Document
** START **
The fact that Pohlabel's case falls squarely within Heller's list of “presumptively lawful” exceptions to the Second Amendment distinguishes cases like United States v. Skoien, 614 F.3d 638 (7th Cir.2010), which applied intermediate scrutiny to a Second Amendment challenge by a misdemeanant convicted of domestic violence, whom 18 U.S.C. § 922(g)(9) (2006) prohibits from carrying firearms in or affecting interstate commerce.
In so holding, we recognize but do not credit Pohlabel's argument that three features of his case overcome NRS 202.360(1)(a)'s presumptive lawfulness: (1) his predicate convictions did not involve violence, (2) his record was clean for the seven years that elapsed between his felony convictions and his arrest for violating Nevada's felon-in-possession law, and (3) black powder rifles are clumsy and ill-suited to criminal endeavor. The problem with each of these proffered distinctions is that none brings Pohlabel, a convicted felon, within the ambit of the Second Amendment.
Because we sustained Pohlabel's objection to the State's motion to supplement the record with Pohlabel's presentence investigation report, we express no opinion on, but accept for discussion purposes only, the accuracy of Pohlabel's characterization of his criminal history as nonviolent. See also United States v. Torres–Rosario, 658 F.3d 110, 113 (1st Cir.2011) (rejecting argument that possession with intent to distribute controlled substances did not involve the threat of violence).
** END **
Dataset records
** START **
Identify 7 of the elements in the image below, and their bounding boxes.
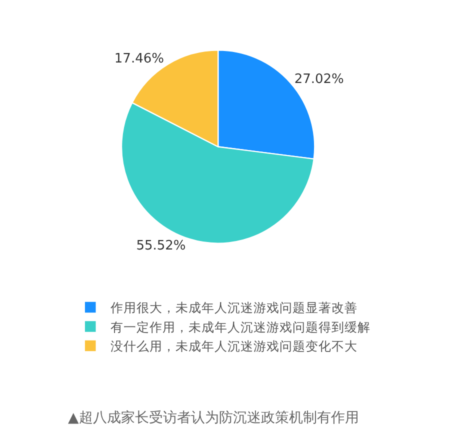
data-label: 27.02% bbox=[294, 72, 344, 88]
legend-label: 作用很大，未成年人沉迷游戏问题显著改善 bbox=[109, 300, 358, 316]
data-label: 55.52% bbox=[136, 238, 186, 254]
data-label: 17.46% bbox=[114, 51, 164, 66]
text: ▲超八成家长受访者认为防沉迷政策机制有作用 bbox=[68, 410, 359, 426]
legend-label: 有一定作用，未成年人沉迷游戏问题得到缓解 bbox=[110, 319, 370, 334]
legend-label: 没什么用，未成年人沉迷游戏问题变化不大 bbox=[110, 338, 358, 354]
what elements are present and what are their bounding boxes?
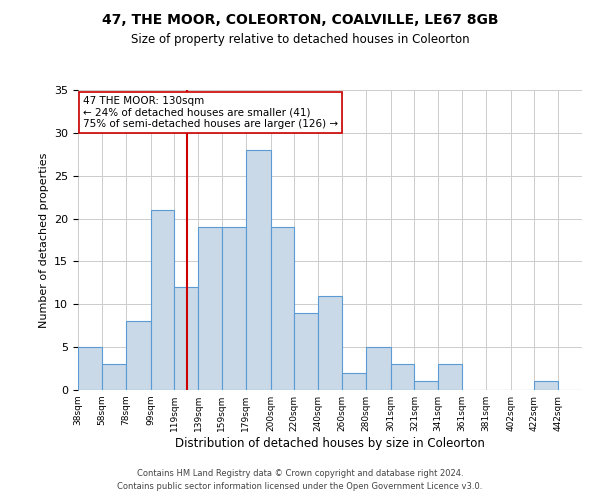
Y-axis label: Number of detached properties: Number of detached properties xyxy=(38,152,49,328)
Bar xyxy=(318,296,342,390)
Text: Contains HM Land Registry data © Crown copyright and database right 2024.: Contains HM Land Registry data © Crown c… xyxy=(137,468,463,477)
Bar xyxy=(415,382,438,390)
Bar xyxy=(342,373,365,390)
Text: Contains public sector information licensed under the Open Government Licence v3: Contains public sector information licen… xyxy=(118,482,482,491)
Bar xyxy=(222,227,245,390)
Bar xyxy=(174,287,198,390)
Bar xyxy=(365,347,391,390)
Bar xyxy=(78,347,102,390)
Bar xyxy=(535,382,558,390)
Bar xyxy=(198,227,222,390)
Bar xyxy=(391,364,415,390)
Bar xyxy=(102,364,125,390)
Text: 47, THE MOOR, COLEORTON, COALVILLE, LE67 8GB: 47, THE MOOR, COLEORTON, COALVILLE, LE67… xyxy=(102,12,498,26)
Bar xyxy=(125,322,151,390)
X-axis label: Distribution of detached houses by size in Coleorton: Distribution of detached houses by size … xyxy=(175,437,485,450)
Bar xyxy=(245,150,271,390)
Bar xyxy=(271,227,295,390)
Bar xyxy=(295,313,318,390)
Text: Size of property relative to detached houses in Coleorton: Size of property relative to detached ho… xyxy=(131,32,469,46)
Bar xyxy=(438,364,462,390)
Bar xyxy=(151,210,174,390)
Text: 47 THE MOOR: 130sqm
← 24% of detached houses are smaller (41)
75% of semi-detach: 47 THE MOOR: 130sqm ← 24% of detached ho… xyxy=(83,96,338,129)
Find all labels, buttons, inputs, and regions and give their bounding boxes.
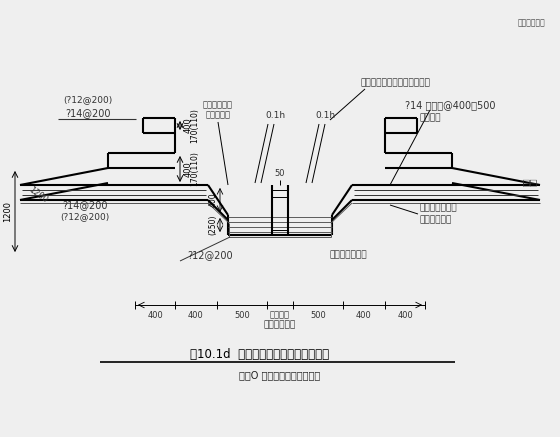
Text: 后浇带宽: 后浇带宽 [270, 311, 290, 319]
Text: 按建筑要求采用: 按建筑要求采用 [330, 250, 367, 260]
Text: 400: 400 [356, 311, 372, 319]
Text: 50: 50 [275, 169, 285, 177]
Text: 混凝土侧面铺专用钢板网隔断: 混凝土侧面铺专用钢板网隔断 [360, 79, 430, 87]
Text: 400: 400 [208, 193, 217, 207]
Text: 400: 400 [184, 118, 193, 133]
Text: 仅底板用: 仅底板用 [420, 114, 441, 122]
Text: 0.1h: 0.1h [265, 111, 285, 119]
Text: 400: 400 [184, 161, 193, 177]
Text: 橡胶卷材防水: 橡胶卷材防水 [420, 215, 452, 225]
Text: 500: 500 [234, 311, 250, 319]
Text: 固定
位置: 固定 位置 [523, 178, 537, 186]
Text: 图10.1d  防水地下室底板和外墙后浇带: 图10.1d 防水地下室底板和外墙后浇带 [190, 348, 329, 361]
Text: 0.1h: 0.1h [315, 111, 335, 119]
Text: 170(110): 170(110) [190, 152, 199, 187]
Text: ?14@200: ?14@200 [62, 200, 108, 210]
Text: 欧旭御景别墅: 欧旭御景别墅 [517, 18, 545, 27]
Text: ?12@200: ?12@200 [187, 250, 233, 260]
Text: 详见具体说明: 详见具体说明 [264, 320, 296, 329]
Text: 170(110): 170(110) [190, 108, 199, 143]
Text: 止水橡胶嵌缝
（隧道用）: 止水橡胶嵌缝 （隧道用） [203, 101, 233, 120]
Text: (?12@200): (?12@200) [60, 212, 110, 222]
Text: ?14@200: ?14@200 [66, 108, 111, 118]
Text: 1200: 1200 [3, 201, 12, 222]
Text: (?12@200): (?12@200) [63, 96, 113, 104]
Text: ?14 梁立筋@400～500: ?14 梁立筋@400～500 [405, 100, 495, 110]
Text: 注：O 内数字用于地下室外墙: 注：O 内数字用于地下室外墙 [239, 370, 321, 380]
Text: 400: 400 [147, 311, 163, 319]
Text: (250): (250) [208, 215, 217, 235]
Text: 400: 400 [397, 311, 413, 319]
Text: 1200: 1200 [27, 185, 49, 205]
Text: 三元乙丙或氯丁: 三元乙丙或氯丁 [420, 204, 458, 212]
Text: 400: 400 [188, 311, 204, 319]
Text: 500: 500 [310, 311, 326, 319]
** END **
Using the court opinion above, answer:
1. Which case applied intermediate scrutiny to a Second Amendment challenge by a misdemeanant convicted of domestic violence?
2. How many years passed between Pohlabel's felony convictions and his arrest for violating Nevada's felon-in-possession law?
3. What document did the State move to add to the record?

1. United States v. Skoien, 614 F.3d 638 (7th Cir.2010)
2. Seven years
3. Pohlabel's presentence investigation report